[Excerpt from a dataset]
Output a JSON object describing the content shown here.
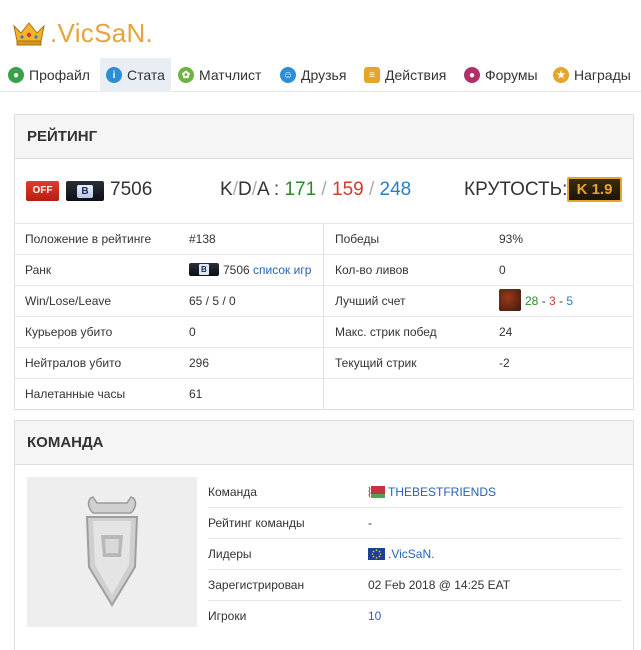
{
  "header": {
    "title": ".VicSaN.",
    "crown_icon": "crown-icon"
  },
  "tabs": [
    {
      "label": "Профайл",
      "icon": "profile-icon",
      "color": "#3aa14a"
    },
    {
      "label": "Стата",
      "icon": "stats-icon",
      "color": "#2c8fd6"
    },
    {
      "label": "Матчлист",
      "icon": "matchlist-icon",
      "color": "#6db33f"
    },
    {
      "label": "Друзья",
      "icon": "friends-icon",
      "color": "#2c8fd6"
    },
    {
      "label": "Действия",
      "icon": "actions-icon",
      "color": "#e6a52a"
    },
    {
      "label": "Форумы",
      "icon": "forums-icon",
      "color": "#b0306a"
    },
    {
      "label": "Награды",
      "icon": "awards-icon",
      "color": "#e6a52a"
    }
  ],
  "rating": {
    "heading": "РЕЙТИНГ",
    "off_label": "OFF",
    "rank_letter": "B",
    "rating_value": "7506",
    "kda_label": "K/D/A :",
    "kda_k": "K",
    "kda_d": "D",
    "kda_a": "A",
    "kills": "171",
    "deaths": "159",
    "assists": "248",
    "krutost_label": "КРУТОСТЬ:",
    "krutost_value": "K 1.9"
  },
  "stats": {
    "position_label": "Положение в рейтинге",
    "position_value": "#138",
    "rank_label": "Ранк",
    "rank_value": "7506",
    "rank_link": "список игр",
    "wll_label": "Win/Lose/Leave",
    "wll_value": "65 / 5 / 0",
    "couriers_label": "Курьеров убито",
    "couriers_value": "0",
    "neutrals_label": "Нейтралов убито",
    "neutrals_value": "296",
    "hours_label": "Налетанные часы",
    "hours_value": "61",
    "wins_label": "Победы",
    "wins_value": "93%",
    "leaves_label": "Кол-во ливов",
    "leaves_value": "0",
    "best_label": "Лучший счет",
    "best_k": "28",
    "best_d": "3",
    "best_a": "5",
    "best_sep": "-",
    "streak_max_label": "Макс. стрик побед",
    "streak_max_value": "24",
    "streak_cur_label": "Текущий стрик",
    "streak_cur_value": "-2"
  },
  "team": {
    "heading": "КОМАНДА",
    "team_label": "Команда",
    "team_value": "THEBESTFRIENDS",
    "team_rating_label": "Рейтинг команды",
    "team_rating_value": "-",
    "leaders_label": "Лидеры",
    "leaders_value": ".VicSaN.",
    "registered_label": "Зарегистрирован",
    "registered_value": "02 Feb 2018 @ 14:25 EAT",
    "players_label": "Игроки",
    "players_value": "10"
  },
  "colors": {
    "accent": "#e8a33a",
    "link": "#2563b8",
    "kills": "#2a8a2a",
    "deaths": "#d23a2a",
    "assists": "#2c7fbf"
  }
}
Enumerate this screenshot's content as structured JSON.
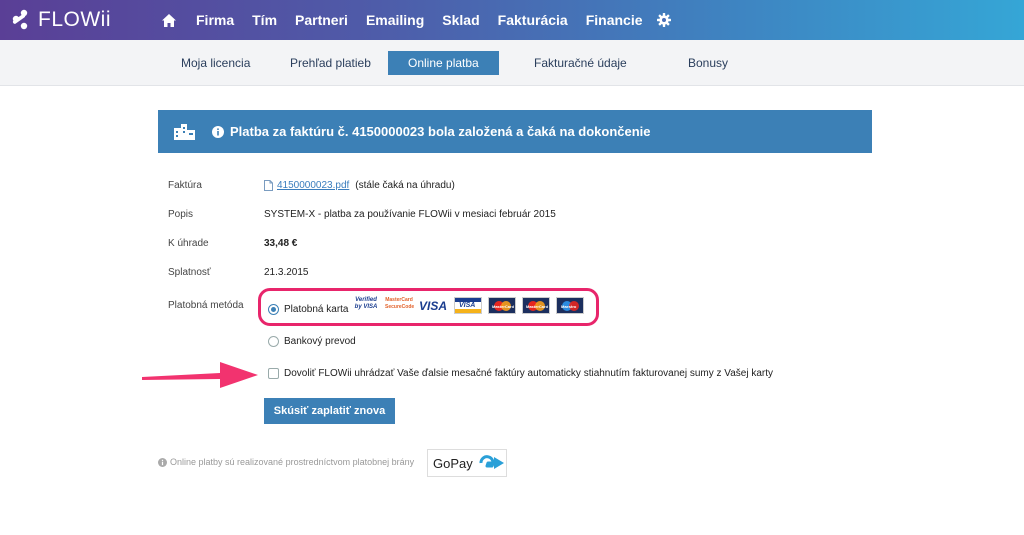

Work required
Show all lines in the entries above where the string "стрик" appears.

Output of the task
    "streak_max_label": "Макс. стрик побед",
    "streak_cur_label": "Текущий стрик",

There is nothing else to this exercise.